* [Entries supplied]
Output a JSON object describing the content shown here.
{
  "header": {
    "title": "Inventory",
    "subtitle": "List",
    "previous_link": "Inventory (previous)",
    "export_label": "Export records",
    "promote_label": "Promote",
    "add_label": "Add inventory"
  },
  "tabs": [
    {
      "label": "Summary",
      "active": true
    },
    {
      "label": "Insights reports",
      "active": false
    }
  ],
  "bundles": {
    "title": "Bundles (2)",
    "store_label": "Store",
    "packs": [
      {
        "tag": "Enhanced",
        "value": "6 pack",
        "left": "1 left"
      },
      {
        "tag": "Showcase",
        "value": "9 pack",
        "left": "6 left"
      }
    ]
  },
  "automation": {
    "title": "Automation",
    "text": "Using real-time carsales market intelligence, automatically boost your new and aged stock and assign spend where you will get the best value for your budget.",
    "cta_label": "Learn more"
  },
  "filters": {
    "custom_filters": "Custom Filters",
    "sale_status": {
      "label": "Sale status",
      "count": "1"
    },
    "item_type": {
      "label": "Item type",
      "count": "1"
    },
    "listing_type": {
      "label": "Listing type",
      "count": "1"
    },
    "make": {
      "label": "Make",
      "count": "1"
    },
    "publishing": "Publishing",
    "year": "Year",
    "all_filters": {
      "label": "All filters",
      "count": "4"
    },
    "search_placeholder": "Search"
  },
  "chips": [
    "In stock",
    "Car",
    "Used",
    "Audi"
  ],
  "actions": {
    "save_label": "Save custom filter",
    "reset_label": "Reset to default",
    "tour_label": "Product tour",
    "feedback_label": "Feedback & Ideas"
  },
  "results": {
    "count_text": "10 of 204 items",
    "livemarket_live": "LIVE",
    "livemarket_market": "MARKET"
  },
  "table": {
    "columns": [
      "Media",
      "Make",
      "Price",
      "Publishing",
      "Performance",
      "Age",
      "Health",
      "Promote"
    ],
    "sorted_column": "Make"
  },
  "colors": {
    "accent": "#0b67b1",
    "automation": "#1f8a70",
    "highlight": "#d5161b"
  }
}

* [Job]
Exactly as written above, please repeat the entries.

* [Answer in full]
Output a JSON object describing the content shown here.
{
  "header": {
    "title": "Inventory",
    "subtitle": "List",
    "previous_link": "Inventory (previous)",
    "export_label": "Export records",
    "promote_label": "Promote",
    "add_label": "Add inventory"
  },
  "tabs": [
    {
      "label": "Summary",
      "active": true
    },
    {
      "label": "Insights reports",
      "active": false
    }
  ],
  "bundles": {
    "title": "Bundles (2)",
    "store_label": "Store",
    "packs": [
      {
        "tag": "Enhanced",
        "value": "6 pack",
        "left": "1 left"
      },
      {
        "tag": "Showcase",
        "value": "9 pack",
        "left": "6 left"
      }
    ]
  },
  "automation": {
    "title": "Automation",
    "text": "Using real-time carsales market intelligence, automatically boost your new and aged stock and assign spend where you will get the best value for your budget.",
    "cta_label": "Learn more"
  },
  "filters": {
    "custom_filters": "Custom Filters",
    "sale_status": {
      "label": "Sale status",
      "count": "1"
    },
    "item_type": {
      "label": "Item type",
      "count": "1"
    },
    "listing_type": {
      "label": "Listing type",
      "count": "1"
    },
    "make": {
      "label": "Make",
      "count": "1"
    },
    "publishing": "Publishing",
    "year": "Year",
    "all_filters": {
      "label": "All filters",
      "count": "4"
    },
    "search_placeholder": "Search"
  },
  "chips": [
    "In stock",
    "Car",
    "Used",
    "Audi"
  ],
  "actions": {
    "save_label": "Save custom filter",
    "reset_label": "Reset to default",
    "tour_label": "Product tour",
    "feedback_label": "Feedback & Ideas"
  },
  "results": {
    "count_text": "10 of 204 items",
    "livemarket_live": "LIVE",
    "livemarket_market": "MARKET"
  },
  "table": {
    "columns": [
      "Media",
      "Make",
      "Price",
      "Publishing",
      "Performance",
      "Age",
      "Health",
      "Promote"
    ],
    "sorted_column": "Make"
  },
  "colors": {
    "accent": "#0b67b1",
    "automation": "#1f8a70",
    "highlight": "#d5161b"
  }
}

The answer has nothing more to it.